→ **EXERCISE OBJECTIVE**
Transcribe the data in full and exactly, omitting any pictures.

==== THE INPUT

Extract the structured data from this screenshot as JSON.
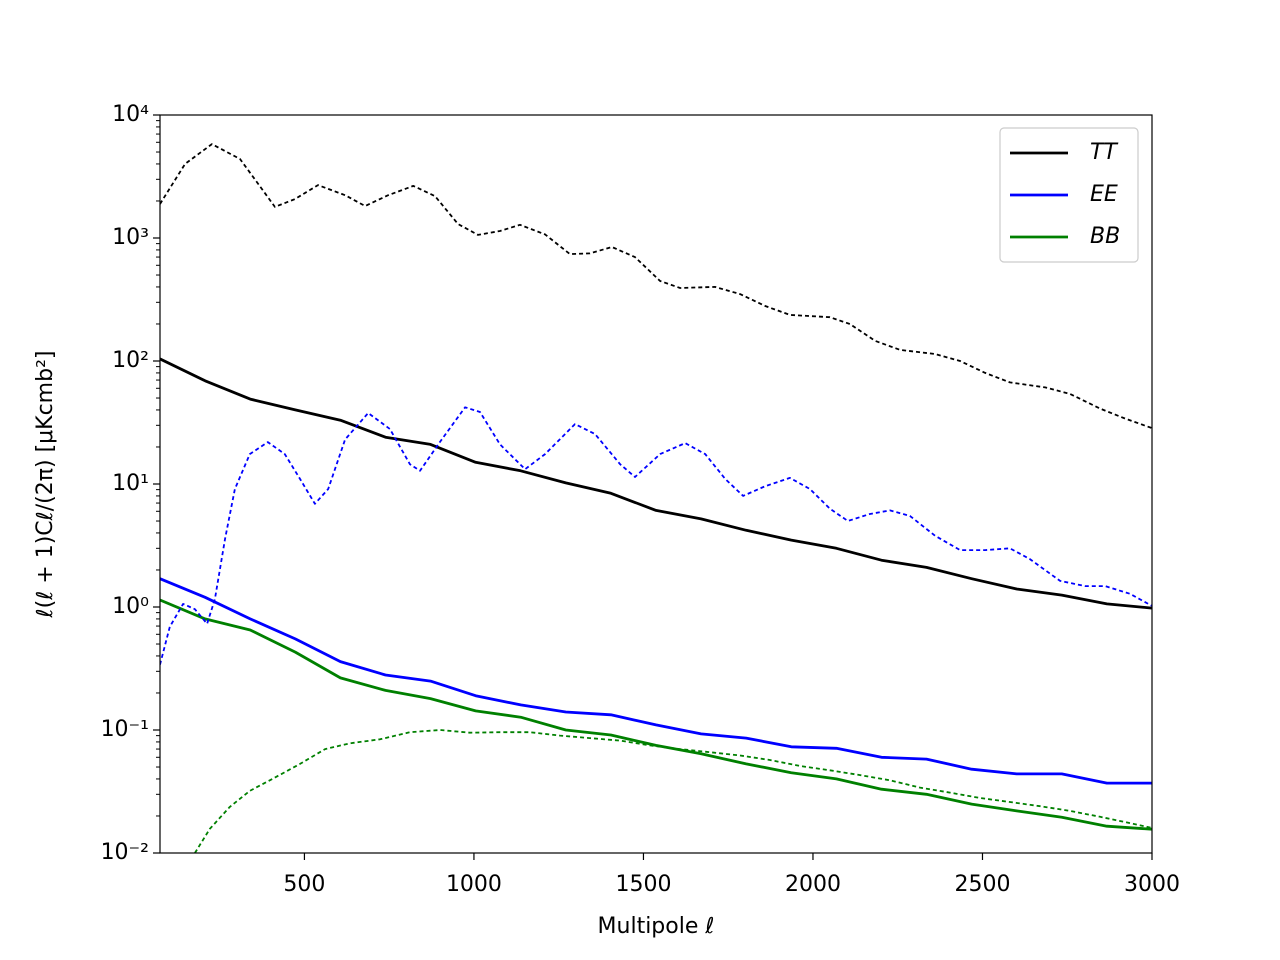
{
  "chart_data": {
    "type": "line",
    "xlabel": "Multipole ℓ",
    "ylabel": "ℓ(ℓ + 1)Cℓ/(2π) [μKcmb²]",
    "xlim": [
      74,
      3000
    ],
    "xticks": [
      500,
      1000,
      1500,
      2000,
      2500,
      3000
    ],
    "ylim": [
      0.01,
      10000
    ],
    "yticks": [
      {
        "value": 0.01,
        "label": "10⁻²"
      },
      {
        "value": 0.1,
        "label": "10⁻¹"
      },
      {
        "value": 1,
        "label": "10⁰"
      },
      {
        "value": 10,
        "label": "10¹"
      },
      {
        "value": 100,
        "label": "10²"
      },
      {
        "value": 1000,
        "label": "10³"
      },
      {
        "value": 10000,
        "label": "10⁴"
      }
    ],
    "log_y": true,
    "legend": "upper right",
    "series": [
      {
        "name": "TT",
        "color": "#000000",
        "linestyle": "solid",
        "x": [
          74,
          207,
          340,
          473,
          606,
          739,
          872,
          1005,
          1138,
          1271,
          1404,
          1537,
          1670,
          1803,
          1936,
          2069,
          2202,
          2335,
          2468,
          2601,
          2734,
          2867,
          3000
        ],
        "values": [
          104,
          69,
          49,
          40,
          33,
          24,
          21,
          15,
          12.8,
          10.2,
          8.4,
          6.1,
          5.2,
          4.2,
          3.5,
          3.0,
          2.4,
          2.1,
          1.7,
          1.4,
          1.25,
          1.06,
          0.98
        ]
      },
      {
        "name": "EE",
        "color": "#0000ff",
        "linestyle": "solid",
        "x": [
          74,
          207,
          340,
          473,
          606,
          739,
          872,
          1005,
          1138,
          1271,
          1404,
          1537,
          1670,
          1803,
          1936,
          2069,
          2202,
          2335,
          2468,
          2601,
          2734,
          2867,
          3000
        ],
        "values": [
          1.7,
          1.2,
          0.8,
          0.55,
          0.36,
          0.28,
          0.25,
          0.19,
          0.16,
          0.14,
          0.133,
          0.11,
          0.093,
          0.086,
          0.073,
          0.071,
          0.06,
          0.058,
          0.048,
          0.044,
          0.044,
          0.037,
          0.037
        ]
      },
      {
        "name": "BB",
        "color": "#008000",
        "linestyle": "solid",
        "x": [
          74,
          207,
          340,
          473,
          606,
          739,
          872,
          1005,
          1138,
          1271,
          1404,
          1537,
          1670,
          1803,
          1936,
          2069,
          2202,
          2335,
          2468,
          2601,
          2734,
          2867,
          3000
        ],
        "values": [
          1.14,
          0.8,
          0.65,
          0.43,
          0.265,
          0.21,
          0.18,
          0.143,
          0.127,
          0.1,
          0.091,
          0.075,
          0.064,
          0.053,
          0.045,
          0.04,
          0.033,
          0.03,
          0.025,
          0.022,
          0.0195,
          0.0165,
          0.0156
        ]
      },
      {
        "color": "#000000",
        "linestyle": "dotted",
        "x": [
          74,
          148,
          227,
          310,
          375,
          413,
          472,
          540,
          620,
          679,
          747,
          821,
          885,
          953,
          1012,
          1077,
          1136,
          1210,
          1283,
          1342,
          1407,
          1475,
          1549,
          1608,
          1711,
          1785,
          1859,
          1932,
          2050,
          2109,
          2183,
          2257,
          2360,
          2434,
          2508,
          2581,
          2685,
          2758,
          2847,
          2921,
          3000
        ],
        "values": [
          1890,
          4000,
          5800,
          4390,
          2500,
          1790,
          2070,
          2690,
          2230,
          1820,
          2230,
          2650,
          2190,
          1300,
          1060,
          1140,
          1280,
          1070,
          740,
          750,
          845,
          700,
          447,
          392,
          400,
          350,
          280,
          237,
          227,
          200,
          146,
          123,
          114,
          100,
          80,
          67,
          61,
          54,
          41,
          34,
          28.5
        ]
      },
      {
        "color": "#0000ff",
        "linestyle": "dotted",
        "x": [
          74,
          103,
          142,
          177,
          213,
          236,
          266,
          295,
          339,
          392,
          442,
          487,
          531,
          570,
          620,
          688,
          752,
          811,
          841,
          900,
          974,
          1018,
          1077,
          1151,
          1210,
          1298,
          1357,
          1431,
          1475,
          1549,
          1623,
          1682,
          1741,
          1794,
          1859,
          1932,
          1991,
          2050,
          2103,
          2168,
          2227,
          2286,
          2360,
          2434,
          2508,
          2581,
          2640,
          2729,
          2803,
          2862,
          2935,
          3000
        ],
        "values": [
          0.34,
          0.69,
          1.06,
          0.96,
          0.73,
          1.16,
          3.6,
          9.1,
          17.5,
          21.9,
          17.5,
          11,
          6.9,
          9.1,
          23,
          37.8,
          28,
          14.5,
          12.8,
          22,
          42,
          38.5,
          21,
          13.2,
          17.5,
          30.7,
          25.5,
          14.5,
          11.4,
          17.5,
          21.5,
          17.5,
          11,
          8,
          9.6,
          11.2,
          9.1,
          6.3,
          5,
          5.7,
          6.1,
          5.5,
          3.8,
          2.9,
          2.9,
          3.0,
          2.45,
          1.63,
          1.48,
          1.48,
          1.28,
          1.02
        ]
      },
      {
        "color": "#008000",
        "linestyle": "dotted",
        "x": [
          177,
          221,
          280,
          339,
          413,
          487,
          561,
          634,
          723,
          811,
          900,
          988,
          1077,
          1165,
          1254,
          1342,
          1431,
          1519,
          1608,
          1696,
          1785,
          1873,
          1962,
          2050,
          2139,
          2227,
          2316,
          2404,
          2493,
          2581,
          2670,
          2758,
          2847,
          2935,
          3000
        ],
        "values": [
          0.01,
          0.0157,
          0.0237,
          0.032,
          0.041,
          0.053,
          0.07,
          0.078,
          0.084,
          0.096,
          0.1,
          0.095,
          0.096,
          0.096,
          0.09,
          0.086,
          0.082,
          0.075,
          0.07,
          0.066,
          0.062,
          0.057,
          0.051,
          0.047,
          0.043,
          0.039,
          0.034,
          0.031,
          0.028,
          0.026,
          0.024,
          0.022,
          0.0197,
          0.0175,
          0.016
        ]
      }
    ]
  }
}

========

→ **TASK RESPONSE**
Extract the structured data from this screenshot as JSON.
{
  "chart_data": {
    "type": "line",
    "xlabel": "Multipole ℓ",
    "ylabel": "ℓ(ℓ + 1)Cℓ/(2π) [μKcmb²]",
    "xlim": [
      74,
      3000
    ],
    "xticks": [
      500,
      1000,
      1500,
      2000,
      2500,
      3000
    ],
    "ylim": [
      0.01,
      10000
    ],
    "yticks": [
      {
        "value": 0.01,
        "label": "10⁻²"
      },
      {
        "value": 0.1,
        "label": "10⁻¹"
      },
      {
        "value": 1,
        "label": "10⁰"
      },
      {
        "value": 10,
        "label": "10¹"
      },
      {
        "value": 100,
        "label": "10²"
      },
      {
        "value": 1000,
        "label": "10³"
      },
      {
        "value": 10000,
        "label": "10⁴"
      }
    ],
    "log_y": true,
    "legend": "upper right",
    "series": [
      {
        "name": "TT",
        "color": "#000000",
        "linestyle": "solid",
        "x": [
          74,
          207,
          340,
          473,
          606,
          739,
          872,
          1005,
          1138,
          1271,
          1404,
          1537,
          1670,
          1803,
          1936,
          2069,
          2202,
          2335,
          2468,
          2601,
          2734,
          2867,
          3000
        ],
        "values": [
          104,
          69,
          49,
          40,
          33,
          24,
          21,
          15,
          12.8,
          10.2,
          8.4,
          6.1,
          5.2,
          4.2,
          3.5,
          3.0,
          2.4,
          2.1,
          1.7,
          1.4,
          1.25,
          1.06,
          0.98
        ]
      },
      {
        "name": "EE",
        "color": "#0000ff",
        "linestyle": "solid",
        "x": [
          74,
          207,
          340,
          473,
          606,
          739,
          872,
          1005,
          1138,
          1271,
          1404,
          1537,
          1670,
          1803,
          1936,
          2069,
          2202,
          2335,
          2468,
          2601,
          2734,
          2867,
          3000
        ],
        "values": [
          1.7,
          1.2,
          0.8,
          0.55,
          0.36,
          0.28,
          0.25,
          0.19,
          0.16,
          0.14,
          0.133,
          0.11,
          0.093,
          0.086,
          0.073,
          0.071,
          0.06,
          0.058,
          0.048,
          0.044,
          0.044,
          0.037,
          0.037
        ]
      },
      {
        "name": "BB",
        "color": "#008000",
        "linestyle": "solid",
        "x": [
          74,
          207,
          340,
          473,
          606,
          739,
          872,
          1005,
          1138,
          1271,
          1404,
          1537,
          1670,
          1803,
          1936,
          2069,
          2202,
          2335,
          2468,
          2601,
          2734,
          2867,
          3000
        ],
        "values": [
          1.14,
          0.8,
          0.65,
          0.43,
          0.265,
          0.21,
          0.18,
          0.143,
          0.127,
          0.1,
          0.091,
          0.075,
          0.064,
          0.053,
          0.045,
          0.04,
          0.033,
          0.03,
          0.025,
          0.022,
          0.0195,
          0.0165,
          0.0156
        ]
      },
      {
        "color": "#000000",
        "linestyle": "dotted",
        "x": [
          74,
          148,
          227,
          310,
          375,
          413,
          472,
          540,
          620,
          679,
          747,
          821,
          885,
          953,
          1012,
          1077,
          1136,
          1210,
          1283,
          1342,
          1407,
          1475,
          1549,
          1608,
          1711,
          1785,
          1859,
          1932,
          2050,
          2109,
          2183,
          2257,
          2360,
          2434,
          2508,
          2581,
          2685,
          2758,
          2847,
          2921,
          3000
        ],
        "values": [
          1890,
          4000,
          5800,
          4390,
          2500,
          1790,
          2070,
          2690,
          2230,
          1820,
          2230,
          2650,
          2190,
          1300,
          1060,
          1140,
          1280,
          1070,
          740,
          750,
          845,
          700,
          447,
          392,
          400,
          350,
          280,
          237,
          227,
          200,
          146,
          123,
          114,
          100,
          80,
          67,
          61,
          54,
          41,
          34,
          28.5
        ]
      },
      {
        "color": "#0000ff",
        "linestyle": "dotted",
        "x": [
          74,
          103,
          142,
          177,
          213,
          236,
          266,
          295,
          339,
          392,
          442,
          487,
          531,
          570,
          620,
          688,
          752,
          811,
          841,
          900,
          974,
          1018,
          1077,
          1151,
          1210,
          1298,
          1357,
          1431,
          1475,
          1549,
          1623,
          1682,
          1741,
          1794,
          1859,
          1932,
          1991,
          2050,
          2103,
          2168,
          2227,
          2286,
          2360,
          2434,
          2508,
          2581,
          2640,
          2729,
          2803,
          2862,
          2935,
          3000
        ],
        "values": [
          0.34,
          0.69,
          1.06,
          0.96,
          0.73,
          1.16,
          3.6,
          9.1,
          17.5,
          21.9,
          17.5,
          11,
          6.9,
          9.1,
          23,
          37.8,
          28,
          14.5,
          12.8,
          22,
          42,
          38.5,
          21,
          13.2,
          17.5,
          30.7,
          25.5,
          14.5,
          11.4,
          17.5,
          21.5,
          17.5,
          11,
          8,
          9.6,
          11.2,
          9.1,
          6.3,
          5,
          5.7,
          6.1,
          5.5,
          3.8,
          2.9,
          2.9,
          3.0,
          2.45,
          1.63,
          1.48,
          1.48,
          1.28,
          1.02
        ]
      },
      {
        "color": "#008000",
        "linestyle": "dotted",
        "x": [
          177,
          221,
          280,
          339,
          413,
          487,
          561,
          634,
          723,
          811,
          900,
          988,
          1077,
          1165,
          1254,
          1342,
          1431,
          1519,
          1608,
          1696,
          1785,
          1873,
          1962,
          2050,
          2139,
          2227,
          2316,
          2404,
          2493,
          2581,
          2670,
          2758,
          2847,
          2935,
          3000
        ],
        "values": [
          0.01,
          0.0157,
          0.0237,
          0.032,
          0.041,
          0.053,
          0.07,
          0.078,
          0.084,
          0.096,
          0.1,
          0.095,
          0.096,
          0.096,
          0.09,
          0.086,
          0.082,
          0.075,
          0.07,
          0.066,
          0.062,
          0.057,
          0.051,
          0.047,
          0.043,
          0.039,
          0.034,
          0.031,
          0.028,
          0.026,
          0.024,
          0.022,
          0.0197,
          0.0175,
          0.016
        ]
      }
    ]
  }
}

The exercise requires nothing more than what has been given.